▸ 作業内容
#1 カラオケビデオの先行技術を論じた原文資料を、2文で要約せよ。
#2 カラオケビデオの先行技術を論じた原文資料の最後の行に続けて、文章を書き進めよ。

▸ 原文資料
■ ■ ■ ■ ■ ■ ■

と記載されており、これらの記載(特に下線を付加した部分)に照らすと、伴奏となる音声情報と歌詞となる文字情報とをビデオテープ等の記録媒体にあらかじめ記録しておき、音声情報に基づいて再生される伴奏の進行に伴って、その伴奏が演奏されているときに歌われるべき歌詞の文字の数小節分を画面上に表示するようにすることは、本件特許出願前にカラオケビデオで既に広く行われていたことであり、本件発明も、このカラオケビデオの一般技術を前提として成立していることが明らかである。
 「伴奏をビデオテープ等何らかの記録媒体にあらかじめ記録すること」、及び、「記録した伴奏に合わせて表示される歌詞」を歌うことがカラオケビデオで広く行われていたことは、本件明細書の上記記載のみならず、証拠(甲14、15)の次の記載からも裏付けられる。

 ・昭和53年8月3日日経産業新聞記事(甲14)
 「絵で見るカラオケ用ビデオ・ソフト 東映芸能ビデオ テレビ画面に映し出される記録フィルムと、歌詞に合わせて、気分よく−。こんな効果をねらった絵で見るカラオケ用ビデオ・ソフト=写真=が売り出される。」
 ・昭和55年1月25日 朝日新聞記事(甲15)
 「☆ビデオ付きカラオケ スナックなどで使われている業務用のカラオケにつくビデオ・テープが登場した。・・・
メロディーの流れに従って、歌うべき歌詞がテレビに出てくる仕組み=写真=は、音痴には、多少有効かも。例えば「霧の摩周湖」の前奏とともに、テレビ画面には、湖の情景が写し出され、歌い始めるところにくると、歌詞の一節が字幕として出てくる。「歌詞の書かれた本を片手に、といったわずらわしさもない。アクションもできる。さらに、歌に応じた画面が用意されているので、情緒にも浸りやすい」と開発した東映芸能ビデオ。」   (イ) また、カラオケにおいて、伴奏(音声)に対応する歌詞を表示し、これに合わせて歌うようにすることについては、以下に示されるような相当数の発明、考案が本件特許出願日前に出願、公開されている。
 ・ 特開昭54−114207号公報(甲24)
 「本発明は音楽等の音声信号を再生すると共に、これと対応した歌詩等の文字表示を同時に行なう表示再生装置に関するものである。」(1頁左欄下から6〜4行)、「本発明によれば、音楽、発声等の
音声再生と共にこれと対応した文字が同時に表示されるため、・・・容易にかつ楽しみながら歌唱、語学練習等を行なうことができる。」(3頁左下欄最下行〜右下欄6行)、との記載がある。
 ・ 実願昭55−117330号(実開昭57−40196号)のマイクロフィルム(甲27)

■ ■ ■ ■ ■ ■ ■

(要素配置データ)
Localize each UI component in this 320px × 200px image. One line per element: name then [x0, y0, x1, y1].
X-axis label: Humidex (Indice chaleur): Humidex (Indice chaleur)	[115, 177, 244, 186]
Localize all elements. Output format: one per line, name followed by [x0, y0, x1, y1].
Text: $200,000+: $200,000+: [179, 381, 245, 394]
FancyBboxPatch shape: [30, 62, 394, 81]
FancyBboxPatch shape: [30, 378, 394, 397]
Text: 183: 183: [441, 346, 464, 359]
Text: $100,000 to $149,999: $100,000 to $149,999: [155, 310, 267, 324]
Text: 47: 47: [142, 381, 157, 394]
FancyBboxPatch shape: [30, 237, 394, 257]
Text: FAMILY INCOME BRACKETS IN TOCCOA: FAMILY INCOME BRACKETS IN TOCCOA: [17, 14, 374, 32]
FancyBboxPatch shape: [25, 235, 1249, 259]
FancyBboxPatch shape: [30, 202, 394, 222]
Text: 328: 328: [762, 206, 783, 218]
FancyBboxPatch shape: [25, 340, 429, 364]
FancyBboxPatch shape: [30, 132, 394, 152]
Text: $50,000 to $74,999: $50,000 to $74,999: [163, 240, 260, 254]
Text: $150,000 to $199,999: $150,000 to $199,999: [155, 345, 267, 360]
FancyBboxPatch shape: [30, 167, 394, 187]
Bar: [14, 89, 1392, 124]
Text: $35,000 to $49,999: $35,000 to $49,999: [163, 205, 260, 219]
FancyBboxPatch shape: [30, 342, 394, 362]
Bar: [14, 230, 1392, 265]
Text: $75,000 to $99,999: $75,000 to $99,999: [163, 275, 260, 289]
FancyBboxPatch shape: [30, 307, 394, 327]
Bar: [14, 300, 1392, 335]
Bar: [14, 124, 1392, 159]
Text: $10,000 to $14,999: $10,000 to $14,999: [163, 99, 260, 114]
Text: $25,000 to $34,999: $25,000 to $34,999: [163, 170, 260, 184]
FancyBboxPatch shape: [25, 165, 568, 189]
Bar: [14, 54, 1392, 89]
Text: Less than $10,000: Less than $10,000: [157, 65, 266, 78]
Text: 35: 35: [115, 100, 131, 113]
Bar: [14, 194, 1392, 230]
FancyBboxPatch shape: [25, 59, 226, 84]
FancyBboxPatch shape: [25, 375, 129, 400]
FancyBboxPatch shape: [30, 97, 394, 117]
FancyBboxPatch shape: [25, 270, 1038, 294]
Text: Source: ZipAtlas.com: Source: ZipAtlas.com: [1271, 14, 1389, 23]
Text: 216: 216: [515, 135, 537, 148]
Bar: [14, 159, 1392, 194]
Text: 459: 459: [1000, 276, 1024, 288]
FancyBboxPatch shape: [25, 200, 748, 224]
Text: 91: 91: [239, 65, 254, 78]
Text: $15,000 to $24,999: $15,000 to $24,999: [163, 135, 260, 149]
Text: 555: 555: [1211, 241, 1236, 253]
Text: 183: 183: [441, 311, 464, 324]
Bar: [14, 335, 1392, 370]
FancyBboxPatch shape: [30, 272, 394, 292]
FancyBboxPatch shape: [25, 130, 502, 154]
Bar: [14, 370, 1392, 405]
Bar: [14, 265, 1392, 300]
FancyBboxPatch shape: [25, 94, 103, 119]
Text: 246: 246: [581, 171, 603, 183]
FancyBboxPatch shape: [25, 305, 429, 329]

■ ■ ■ ■ ■ ■ ■

▸ 演習の解答
#1 伴奏の音声情報と歌詞の文字情報を記録媒体にあらかじめ記録しておき、伴奏の進行に伴って歌うべき歌詞を画面に表示することは、本件特許出願前にカラオケビデオで既に広く行われており、本件発明はこの一般技術を前提として成立している。このことは昭和53年の日経産業新聞記事や昭和55年の朝日新聞記事によっても裏付けられ、伴奏に対応する歌詞を表示して歌わせる発明や考案も、出願日前に相当数が出願、公開されている。

#2
 「親機1はビデオテープ7の収納制御装置であって、そのビデオテープ7には予め主たる流行、リバイバル曲を500〜1000曲程度を、挿絵や歌詞と共に録画録音してある。」(3頁3〜6行)、「スピーカ3から曲目No.125の前奏曲が流れると同時に画面5にその曲の歌手の像や譜面のバック画等の挿絵が出、
タイミングを計るように曲目No.125の歌詞が写し出されるので、これをみながらマイク26で唄えばよいのである。」(5頁1〜5行)、「さらに画面5に映し出される歌詞は曲に合わせて一節ずつ大写しになるので曲に乗り易く、歌い易くなるのである。」との記載がある。
 同様の事項は、特開昭54−116905号公報(甲25)及び特開昭56−119582号公報(甲26)にも開示されており、映像と歌詞と伴奏をビデオテープにあらかじめ記録しておき、伴奏の進行に伴って、画面上に表示される歌詞を所望の小節分単位で変化させることは、常識化していたことが裏付けられる。
   イ 以上のように、「伴奏をビデオテープ等何らかの記録媒体にあらかじめ記録すること」及び「記録した伴奏に合わせて表示される歌詞」を歌うことは、本件特許出願当時、既にカラオケビデオで一般的に行われていたことなのであるから、このような技術水準を前提とするとき、甲第2号証記載の発明の生演奏による伴奏に代えて、スピーカによる音声(伴奏)を採用し、その際、「伴奏をビデオテープ等の記録媒体にあらかじめ記録し」、かつ「記録した伴奏に合わせて表示される歌詞」を歌うことも、当業者であれば、容易に想到し得たことというべきである。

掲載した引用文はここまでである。